_Extracted records_
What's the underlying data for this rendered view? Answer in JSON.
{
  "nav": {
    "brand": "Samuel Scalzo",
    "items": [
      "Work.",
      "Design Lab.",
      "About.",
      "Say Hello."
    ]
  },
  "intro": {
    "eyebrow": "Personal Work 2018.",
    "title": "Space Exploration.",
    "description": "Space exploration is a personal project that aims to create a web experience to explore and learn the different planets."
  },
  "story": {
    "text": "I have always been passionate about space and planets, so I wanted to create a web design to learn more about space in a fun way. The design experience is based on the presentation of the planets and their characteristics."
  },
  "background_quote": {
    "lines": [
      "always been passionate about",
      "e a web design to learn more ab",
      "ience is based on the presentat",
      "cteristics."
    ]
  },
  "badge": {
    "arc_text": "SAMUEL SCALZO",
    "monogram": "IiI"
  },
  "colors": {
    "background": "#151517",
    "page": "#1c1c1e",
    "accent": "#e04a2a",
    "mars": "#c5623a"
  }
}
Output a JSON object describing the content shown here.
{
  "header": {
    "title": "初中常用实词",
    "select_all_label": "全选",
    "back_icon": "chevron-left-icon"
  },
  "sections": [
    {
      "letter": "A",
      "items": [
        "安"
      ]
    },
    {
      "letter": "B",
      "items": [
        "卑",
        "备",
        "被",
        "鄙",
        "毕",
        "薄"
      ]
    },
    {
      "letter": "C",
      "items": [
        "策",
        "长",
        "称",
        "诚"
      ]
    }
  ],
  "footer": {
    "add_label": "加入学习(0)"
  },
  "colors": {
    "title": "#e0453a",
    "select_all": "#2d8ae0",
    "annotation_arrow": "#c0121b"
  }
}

_Goal_
In how many lines does the word "JSON" appear? Respond with the number alone.

_Solution to this exercise_
2